* DOCUMENT SEGMENT:
|---|

Cyclacel announces publication of preclinical data on plogosertib

Cyclacel Pharmaceuticals (CYCC) highlighted a publication from independent investigators titled, “DNAJ-PKAc fusion heightens PLK1 inhibitor sensitivity in fibrolamellar carcinoma,” published online in the journal Gut, a leading, peer-reviewed medical journal focused on gastroenterology and hepatology.

The authors of the study described in the publication reported that DNAJ-PKAc, a fusion oncoprotein known to drive FLC progression, makes the cancer sensitive to treatment with plogosertib.

The researchers found that PLK1 is essential for FLC cells making them highly sensitive to loss of PLK1. A direct interaction was found between DNAJ-PKAc fusions present in the centrosome and PLK1, thus promoting mitotic progression.

|---|

* Stored data entries:

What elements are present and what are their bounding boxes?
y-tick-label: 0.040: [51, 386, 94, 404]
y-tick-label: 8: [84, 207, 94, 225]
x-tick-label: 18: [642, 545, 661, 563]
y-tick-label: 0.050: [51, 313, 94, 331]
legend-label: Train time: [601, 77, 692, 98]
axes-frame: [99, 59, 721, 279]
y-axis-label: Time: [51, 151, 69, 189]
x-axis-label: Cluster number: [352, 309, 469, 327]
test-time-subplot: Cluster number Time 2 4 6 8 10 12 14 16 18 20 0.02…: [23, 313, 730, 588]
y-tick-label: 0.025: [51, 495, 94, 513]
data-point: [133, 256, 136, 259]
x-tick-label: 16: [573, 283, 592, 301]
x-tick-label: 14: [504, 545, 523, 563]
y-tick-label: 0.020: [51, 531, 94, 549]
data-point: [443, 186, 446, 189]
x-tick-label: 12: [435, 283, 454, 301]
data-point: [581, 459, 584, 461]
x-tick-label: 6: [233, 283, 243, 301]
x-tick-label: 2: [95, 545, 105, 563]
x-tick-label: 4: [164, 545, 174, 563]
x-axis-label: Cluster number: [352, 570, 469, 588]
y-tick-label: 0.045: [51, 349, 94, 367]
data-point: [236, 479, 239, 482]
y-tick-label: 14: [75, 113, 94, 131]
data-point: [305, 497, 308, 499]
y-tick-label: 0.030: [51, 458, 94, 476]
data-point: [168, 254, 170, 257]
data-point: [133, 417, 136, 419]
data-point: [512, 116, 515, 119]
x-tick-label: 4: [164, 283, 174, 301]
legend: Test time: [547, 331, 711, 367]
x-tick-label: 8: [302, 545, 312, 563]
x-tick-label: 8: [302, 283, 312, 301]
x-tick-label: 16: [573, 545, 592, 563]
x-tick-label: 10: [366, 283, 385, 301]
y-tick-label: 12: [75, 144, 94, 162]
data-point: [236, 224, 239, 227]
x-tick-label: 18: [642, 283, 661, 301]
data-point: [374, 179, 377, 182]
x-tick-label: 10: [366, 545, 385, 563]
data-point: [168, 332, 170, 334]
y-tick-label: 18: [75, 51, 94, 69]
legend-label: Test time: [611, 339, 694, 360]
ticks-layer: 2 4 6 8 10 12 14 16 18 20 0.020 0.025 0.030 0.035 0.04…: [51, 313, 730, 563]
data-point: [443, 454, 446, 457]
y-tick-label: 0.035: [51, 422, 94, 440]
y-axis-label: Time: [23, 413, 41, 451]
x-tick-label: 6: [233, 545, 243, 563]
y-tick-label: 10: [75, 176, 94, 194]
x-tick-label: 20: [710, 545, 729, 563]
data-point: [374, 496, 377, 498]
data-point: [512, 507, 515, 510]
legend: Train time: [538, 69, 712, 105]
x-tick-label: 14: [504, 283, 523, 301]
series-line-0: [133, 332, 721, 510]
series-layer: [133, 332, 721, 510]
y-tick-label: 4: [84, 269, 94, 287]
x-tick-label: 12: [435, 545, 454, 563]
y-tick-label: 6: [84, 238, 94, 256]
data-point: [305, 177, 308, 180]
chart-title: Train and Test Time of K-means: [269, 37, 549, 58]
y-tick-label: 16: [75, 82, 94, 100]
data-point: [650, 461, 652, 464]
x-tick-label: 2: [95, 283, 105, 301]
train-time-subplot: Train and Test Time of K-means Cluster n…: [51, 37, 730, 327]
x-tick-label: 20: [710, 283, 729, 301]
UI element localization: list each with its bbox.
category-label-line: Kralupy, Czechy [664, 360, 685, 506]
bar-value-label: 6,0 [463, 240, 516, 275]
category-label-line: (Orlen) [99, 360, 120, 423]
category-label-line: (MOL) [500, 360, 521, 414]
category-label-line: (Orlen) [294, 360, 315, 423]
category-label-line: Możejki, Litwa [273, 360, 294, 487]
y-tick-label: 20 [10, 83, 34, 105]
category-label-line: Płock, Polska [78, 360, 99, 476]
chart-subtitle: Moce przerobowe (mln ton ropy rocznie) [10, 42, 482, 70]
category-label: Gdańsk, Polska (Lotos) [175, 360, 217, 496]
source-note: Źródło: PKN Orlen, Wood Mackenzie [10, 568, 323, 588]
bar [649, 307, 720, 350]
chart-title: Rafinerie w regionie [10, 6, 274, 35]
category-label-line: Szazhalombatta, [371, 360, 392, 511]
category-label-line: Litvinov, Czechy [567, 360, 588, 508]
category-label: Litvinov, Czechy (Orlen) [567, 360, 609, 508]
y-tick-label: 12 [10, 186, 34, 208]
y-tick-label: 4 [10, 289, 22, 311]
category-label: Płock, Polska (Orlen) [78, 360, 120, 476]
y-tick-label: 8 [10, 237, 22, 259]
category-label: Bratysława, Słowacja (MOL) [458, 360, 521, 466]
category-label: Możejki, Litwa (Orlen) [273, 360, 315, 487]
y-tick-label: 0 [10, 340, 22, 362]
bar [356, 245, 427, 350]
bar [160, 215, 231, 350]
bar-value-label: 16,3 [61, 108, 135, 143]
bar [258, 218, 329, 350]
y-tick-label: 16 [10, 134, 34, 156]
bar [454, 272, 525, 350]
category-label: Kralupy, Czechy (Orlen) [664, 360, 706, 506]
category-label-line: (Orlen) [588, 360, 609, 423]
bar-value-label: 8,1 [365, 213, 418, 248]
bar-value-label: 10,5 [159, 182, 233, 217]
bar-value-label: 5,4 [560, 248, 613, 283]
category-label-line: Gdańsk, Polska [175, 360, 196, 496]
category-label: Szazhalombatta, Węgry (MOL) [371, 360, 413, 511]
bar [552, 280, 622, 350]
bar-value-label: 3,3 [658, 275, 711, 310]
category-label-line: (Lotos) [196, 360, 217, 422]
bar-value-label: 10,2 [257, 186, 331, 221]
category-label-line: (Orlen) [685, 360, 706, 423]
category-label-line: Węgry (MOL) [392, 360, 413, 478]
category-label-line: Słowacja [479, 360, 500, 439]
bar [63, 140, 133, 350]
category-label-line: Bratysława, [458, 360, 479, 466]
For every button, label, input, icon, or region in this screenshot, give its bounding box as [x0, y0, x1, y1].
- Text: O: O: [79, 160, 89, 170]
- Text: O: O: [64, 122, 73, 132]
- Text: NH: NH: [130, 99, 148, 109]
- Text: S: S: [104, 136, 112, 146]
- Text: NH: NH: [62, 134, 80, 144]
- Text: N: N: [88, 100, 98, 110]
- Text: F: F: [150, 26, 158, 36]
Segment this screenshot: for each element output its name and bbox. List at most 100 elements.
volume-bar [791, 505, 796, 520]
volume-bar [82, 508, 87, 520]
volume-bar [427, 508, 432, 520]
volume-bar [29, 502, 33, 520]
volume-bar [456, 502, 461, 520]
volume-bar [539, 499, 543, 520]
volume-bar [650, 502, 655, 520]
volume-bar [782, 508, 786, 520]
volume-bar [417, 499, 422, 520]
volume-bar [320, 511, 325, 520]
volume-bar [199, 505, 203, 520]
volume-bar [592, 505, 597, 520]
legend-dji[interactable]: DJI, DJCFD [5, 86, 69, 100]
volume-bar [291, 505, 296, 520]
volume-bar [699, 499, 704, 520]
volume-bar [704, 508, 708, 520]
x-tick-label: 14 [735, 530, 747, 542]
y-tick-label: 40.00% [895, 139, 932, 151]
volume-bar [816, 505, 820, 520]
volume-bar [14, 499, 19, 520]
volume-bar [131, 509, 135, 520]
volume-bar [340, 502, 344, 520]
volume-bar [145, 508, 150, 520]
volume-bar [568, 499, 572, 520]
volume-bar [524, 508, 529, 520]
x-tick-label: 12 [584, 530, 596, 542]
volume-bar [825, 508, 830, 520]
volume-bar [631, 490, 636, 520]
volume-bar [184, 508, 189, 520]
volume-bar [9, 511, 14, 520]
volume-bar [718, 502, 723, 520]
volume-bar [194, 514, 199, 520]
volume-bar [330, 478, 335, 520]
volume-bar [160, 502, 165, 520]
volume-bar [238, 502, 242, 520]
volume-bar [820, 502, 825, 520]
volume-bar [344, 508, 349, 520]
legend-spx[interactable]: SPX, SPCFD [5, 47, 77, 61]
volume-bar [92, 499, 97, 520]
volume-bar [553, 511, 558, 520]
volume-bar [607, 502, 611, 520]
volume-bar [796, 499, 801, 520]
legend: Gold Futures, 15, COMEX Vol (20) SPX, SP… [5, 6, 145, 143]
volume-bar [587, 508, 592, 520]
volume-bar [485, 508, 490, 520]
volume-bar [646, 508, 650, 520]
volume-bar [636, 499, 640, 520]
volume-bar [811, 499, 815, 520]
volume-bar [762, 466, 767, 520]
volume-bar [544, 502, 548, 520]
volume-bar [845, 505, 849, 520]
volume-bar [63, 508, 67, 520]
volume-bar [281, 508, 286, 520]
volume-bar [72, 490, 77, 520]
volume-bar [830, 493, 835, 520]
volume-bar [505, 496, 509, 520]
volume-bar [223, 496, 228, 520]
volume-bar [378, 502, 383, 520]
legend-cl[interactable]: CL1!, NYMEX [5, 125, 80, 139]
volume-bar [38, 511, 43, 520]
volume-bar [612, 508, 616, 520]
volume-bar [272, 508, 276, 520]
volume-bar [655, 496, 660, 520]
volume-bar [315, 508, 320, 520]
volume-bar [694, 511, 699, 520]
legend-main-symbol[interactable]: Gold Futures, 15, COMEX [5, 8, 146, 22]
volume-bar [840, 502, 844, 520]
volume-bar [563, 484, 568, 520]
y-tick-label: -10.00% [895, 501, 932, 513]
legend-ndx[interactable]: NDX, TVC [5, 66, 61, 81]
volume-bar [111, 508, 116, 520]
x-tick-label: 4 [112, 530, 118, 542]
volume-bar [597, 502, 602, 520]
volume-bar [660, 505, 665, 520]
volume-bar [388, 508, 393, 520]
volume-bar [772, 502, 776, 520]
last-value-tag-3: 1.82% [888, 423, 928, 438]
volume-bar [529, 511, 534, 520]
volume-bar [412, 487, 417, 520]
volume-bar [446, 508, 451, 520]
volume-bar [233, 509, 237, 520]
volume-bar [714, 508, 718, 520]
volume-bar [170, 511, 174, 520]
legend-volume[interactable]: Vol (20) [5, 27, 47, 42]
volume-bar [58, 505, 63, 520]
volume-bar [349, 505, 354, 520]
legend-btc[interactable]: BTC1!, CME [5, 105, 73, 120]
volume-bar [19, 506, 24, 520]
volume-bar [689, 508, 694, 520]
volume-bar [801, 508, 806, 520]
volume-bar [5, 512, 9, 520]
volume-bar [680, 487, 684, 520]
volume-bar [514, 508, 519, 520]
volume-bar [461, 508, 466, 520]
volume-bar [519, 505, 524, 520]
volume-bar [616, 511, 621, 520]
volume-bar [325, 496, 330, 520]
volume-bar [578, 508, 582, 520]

|---|

* WHAT THE TASK ASKS: Please continue the news item on the plogosertib publication, starting right after its last sentence.

* EXERCISE ANSWER:
Pharmacologic inhibitors of PLK1, such as plogosertib, significantly reduced FLC growth but spared normal liver cells in patient-derived in vitro and in vivo xenograft models and an orthotopic model of FLC.

The article suggests that plogosertib should be further evaluated as a potential treatment for FLC in further preclinical and clinical studies.

Plogosertib (CYC140) is a selective, potent, and orally active ATP-competitive PLK1 inhibitor (IC50: 3 nM). Plogosertib is an anti-cancer agent with anti-proliferative activity. Plogosertib can be used in the research of several tumors, including esophageal, gastric, leukemia, non–small cell lung cancer, ovarian, and squamous cell cancers.